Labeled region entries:
-- begin --
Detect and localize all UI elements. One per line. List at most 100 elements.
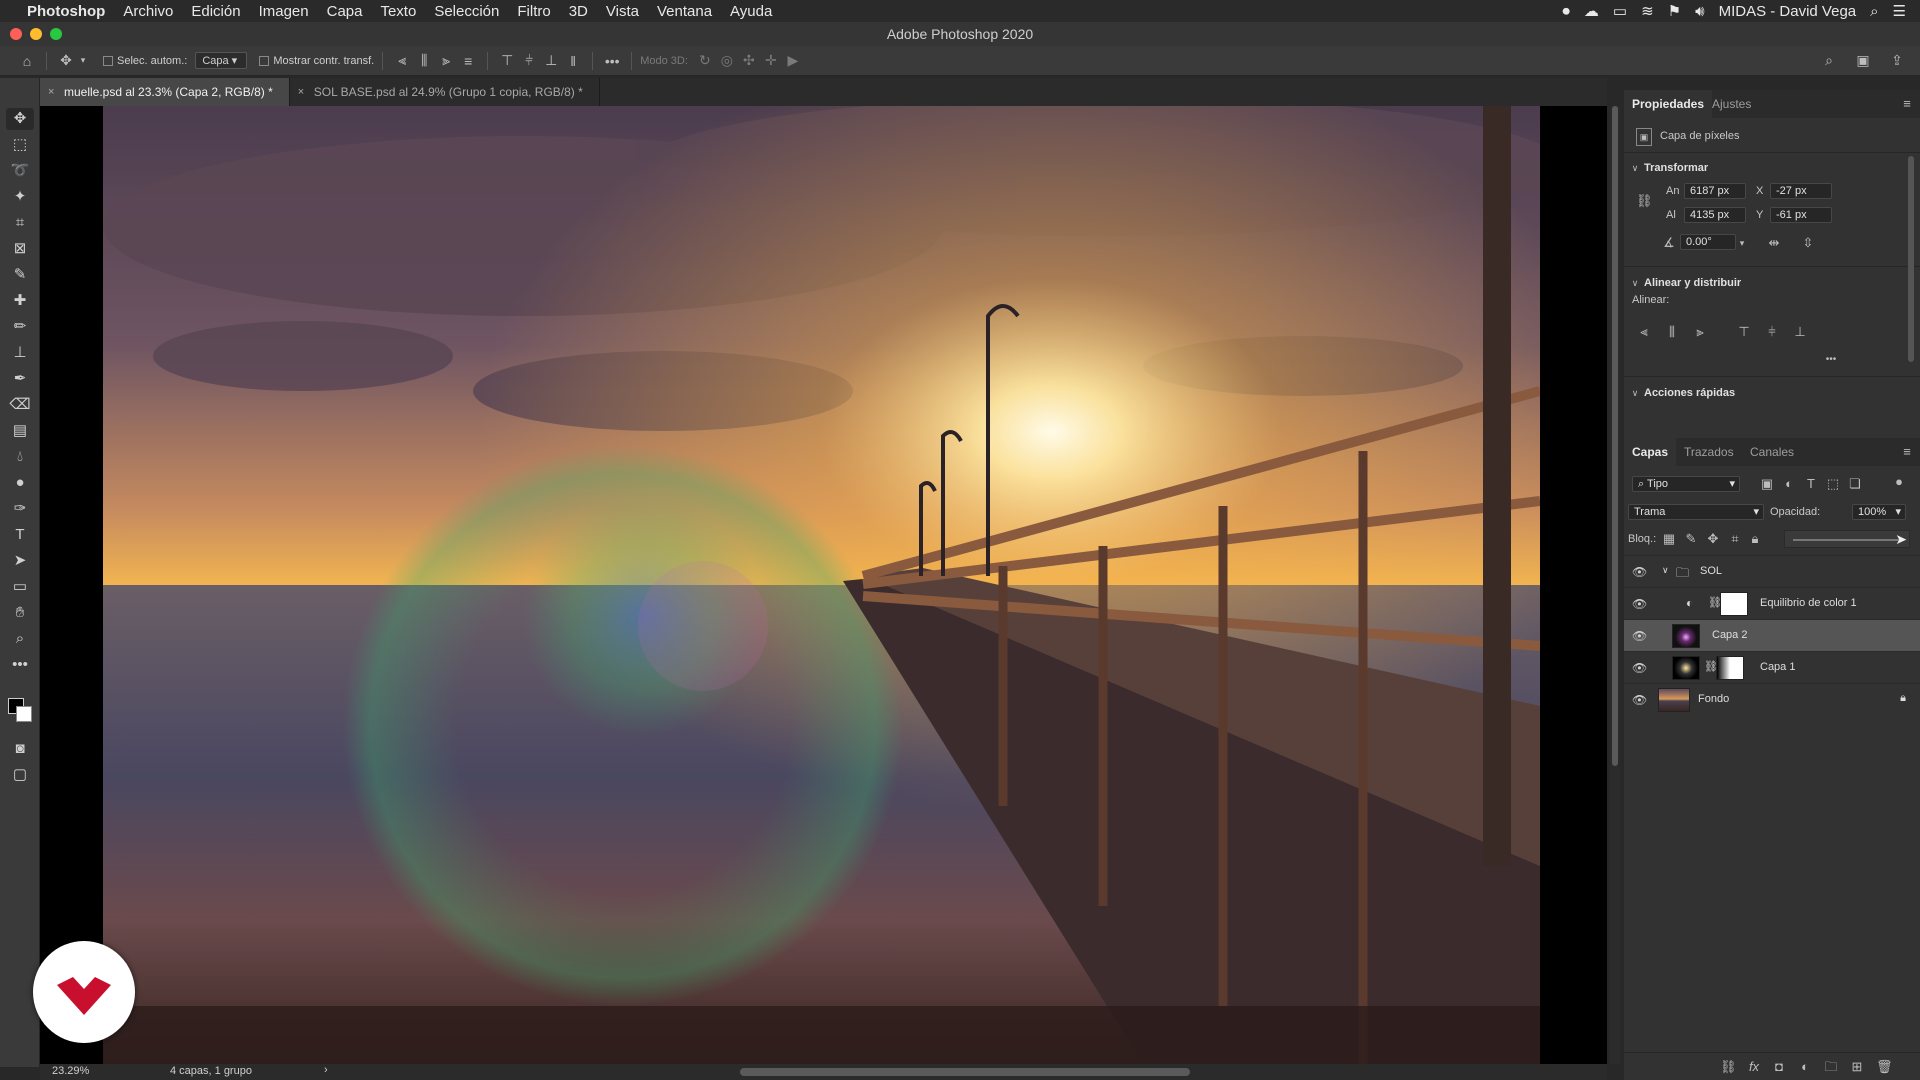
- tab-properties[interactable]: Propiedades: [1624, 90, 1713, 118]
- width-field[interactable]: 6187 px: [1684, 183, 1746, 199]
- chevron-down-icon[interactable]: ∨: [1630, 385, 1640, 401]
- marquee-tool-icon[interactable]: ⬚: [6, 134, 34, 156]
- new-group-icon[interactable]: 🗀: [1824, 1059, 1838, 1075]
- layer-mask-thumbnail[interactable]: [1720, 592, 1748, 616]
- layer-row-fondo[interactable]: 👁︎ Fondo 🔒︎: [1624, 683, 1920, 715]
- record-icon[interactable]: ⏺: [1562, 3, 1570, 20]
- orbit-3d-icon[interactable]: ↻: [694, 52, 716, 69]
- lock-icon[interactable]: 🔒︎: [1900, 692, 1906, 705]
- search-icon[interactable]: ⌕: [1818, 52, 1840, 69]
- menu-app-name[interactable]: Photoshop: [18, 3, 114, 20]
- background-color-swatch[interactable]: [16, 706, 32, 722]
- properties-scrollbar[interactable]: [1908, 156, 1914, 362]
- flip-vertical-icon[interactable]: ⇳: [1800, 235, 1816, 251]
- trash-icon[interactable]: 🗑︎: [1876, 1059, 1893, 1075]
- document-canvas-image[interactable]: [103, 106, 1540, 1064]
- magic-wand-icon[interactable]: ✦: [6, 186, 34, 208]
- zoom-tool-icon[interactable]: ⌕: [6, 628, 34, 650]
- minimize-window-button[interactable]: [30, 28, 42, 40]
- home-icon[interactable]: ⌂: [16, 53, 38, 69]
- move-tool-icon[interactable]: ✥: [55, 52, 77, 69]
- height-field[interactable]: 4135 px: [1684, 207, 1746, 223]
- x-field[interactable]: -27 px: [1770, 183, 1832, 199]
- panel-menu-icon[interactable]: ≡: [1900, 96, 1914, 112]
- close-tab-icon[interactable]: ×: [298, 78, 304, 106]
- screen-mode-icon[interactable]: ▢: [6, 764, 34, 786]
- align-top-icon[interactable]: ⊤: [496, 52, 518, 69]
- menu-archivo[interactable]: Archivo: [114, 3, 182, 20]
- flip-horizontal-icon[interactable]: ⇹: [1766, 235, 1782, 251]
- visibility-eye-icon[interactable]: 👁︎: [1632, 565, 1647, 579]
- new-adjustment-icon[interactable]: ◐: [1798, 1059, 1812, 1075]
- layer-filter-dropdown[interactable]: ⌕ Tipo ▾: [1632, 476, 1740, 492]
- display-icon[interactable]: ▭: [1613, 2, 1627, 20]
- visibility-eye-icon[interactable]: 👁︎: [1632, 629, 1647, 643]
- tab-sol-base[interactable]: × SOL BASE.psd al 24.9% (Grupo 1 copia, …: [290, 78, 600, 106]
- control-center-icon[interactable]: ☰: [1893, 2, 1906, 20]
- opacity-slider-popup[interactable]: ➤: [1784, 530, 1910, 548]
- more-align-button[interactable]: •••: [1816, 352, 1846, 368]
- filter-shape-icon[interactable]: ⬚: [1826, 476, 1840, 492]
- menu-texto[interactable]: Texto: [371, 3, 425, 20]
- align-top-icon[interactable]: ⊤: [1736, 324, 1752, 340]
- distribute-v-icon[interactable]: ‖: [562, 53, 584, 69]
- filter-type-icon[interactable]: T: [1804, 476, 1818, 492]
- history-brush-icon[interactable]: ✒: [6, 368, 34, 390]
- lasso-tool-icon[interactable]: ➰: [6, 160, 34, 182]
- visibility-eye-icon[interactable]: 👁︎: [1632, 693, 1647, 707]
- chevron-down-icon[interactable]: ∨: [1662, 565, 1669, 576]
- layer-thumbnail[interactable]: [1672, 656, 1700, 680]
- align-vcenter-icon[interactable]: ⫩: [518, 52, 540, 69]
- tab-muelle[interactable]: × muelle.psd al 23.3% (Capa 2, RGB/8) *: [40, 78, 290, 106]
- align-hcenter-icon[interactable]: ⫼: [413, 52, 435, 69]
- menu-capa[interactable]: Capa: [318, 3, 372, 20]
- layer-row-sol[interactable]: 👁︎ ∨ 🗀 SOL: [1624, 555, 1920, 587]
- volume-icon[interactable]: 🔊︎: [1695, 3, 1704, 20]
- eraser-tool-icon[interactable]: ⌫: [6, 394, 34, 416]
- lock-transparency-icon[interactable]: ▦: [1662, 531, 1676, 547]
- link-layers-icon[interactable]: ⛓: [1720, 1059, 1737, 1075]
- gradient-tool-icon[interactable]: ▤: [6, 420, 34, 442]
- visibility-eye-icon[interactable]: 👁︎: [1632, 661, 1647, 675]
- tab-paths[interactable]: Trazados: [1676, 438, 1742, 466]
- show-transform-checkbox[interactable]: [259, 55, 270, 66]
- menu-vista[interactable]: Vista: [597, 3, 648, 20]
- auto-select-checkbox[interactable]: [103, 55, 113, 66]
- align-bottom-icon[interactable]: ⊥: [1792, 324, 1808, 340]
- align-vcenter-icon[interactable]: ⫩: [1764, 324, 1780, 340]
- align-right-icon[interactable]: ⫸: [435, 52, 457, 69]
- brush-tool-icon[interactable]: ✏: [6, 316, 34, 338]
- chevron-down-icon[interactable]: ▾: [77, 55, 89, 66]
- chevron-down-icon[interactable]: ∨: [1630, 160, 1640, 176]
- path-select-icon[interactable]: ➤: [6, 550, 34, 572]
- lock-position-icon[interactable]: ✥: [1706, 531, 1720, 547]
- hand-tool-icon[interactable]: ✋︎: [6, 602, 34, 624]
- opacity-slider-track[interactable]: [1793, 539, 1903, 541]
- menu-ventana[interactable]: Ventana: [648, 3, 721, 20]
- vertical-scrollbar[interactable]: [1610, 106, 1620, 1064]
- scrollbar-thumb[interactable]: [1612, 106, 1618, 766]
- menu-edicion[interactable]: Edición: [182, 3, 249, 20]
- menu-filtro[interactable]: Filtro: [508, 3, 559, 20]
- close-tab-icon[interactable]: ×: [48, 78, 54, 106]
- pan-3d-icon[interactable]: ✣: [738, 52, 760, 69]
- slide-3d-icon[interactable]: ✛: [760, 52, 782, 69]
- align-left-icon[interactable]: ⫷: [391, 52, 413, 69]
- zoom-level[interactable]: 23.29%: [52, 1065, 89, 1077]
- more-tools-icon[interactable]: •••: [6, 654, 34, 676]
- align-hcenter-icon[interactable]: ⫼: [1664, 324, 1680, 340]
- close-window-button[interactable]: [10, 28, 22, 40]
- flag-icon[interactable]: ⚑: [1668, 2, 1681, 20]
- align-section-title[interactable]: Alinear y distribuir: [1644, 277, 1741, 289]
- chevron-down-icon[interactable]: ▾: [1736, 235, 1748, 251]
- filter-adjustment-icon[interactable]: ◐: [1782, 476, 1796, 492]
- menu-seleccion[interactable]: Selección: [425, 3, 508, 20]
- filter-smart-object-icon[interactable]: ❏: [1848, 476, 1862, 492]
- layer-mask-thumbnail[interactable]: [1716, 656, 1744, 680]
- chevron-down-icon[interactable]: ∨: [1630, 275, 1640, 291]
- horizontal-scrollbar-thumb[interactable]: [740, 1068, 1190, 1076]
- move-tool-icon[interactable]: ✥: [6, 108, 34, 130]
- menu-imagen[interactable]: Imagen: [250, 3, 318, 20]
- align-bottom-icon[interactable]: ⊥: [540, 52, 562, 69]
- distribute-icon[interactable]: ≡: [457, 53, 479, 69]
-- end --
### Problem to work on
Pick out every row above that contains the string "brush" and copy each one in full.

### Answer for the task
- history-brush-icon[interactable]: ✒: [6, 368, 34, 390]
- brush-tool-icon[interactable]: ✏: [6, 316, 34, 338]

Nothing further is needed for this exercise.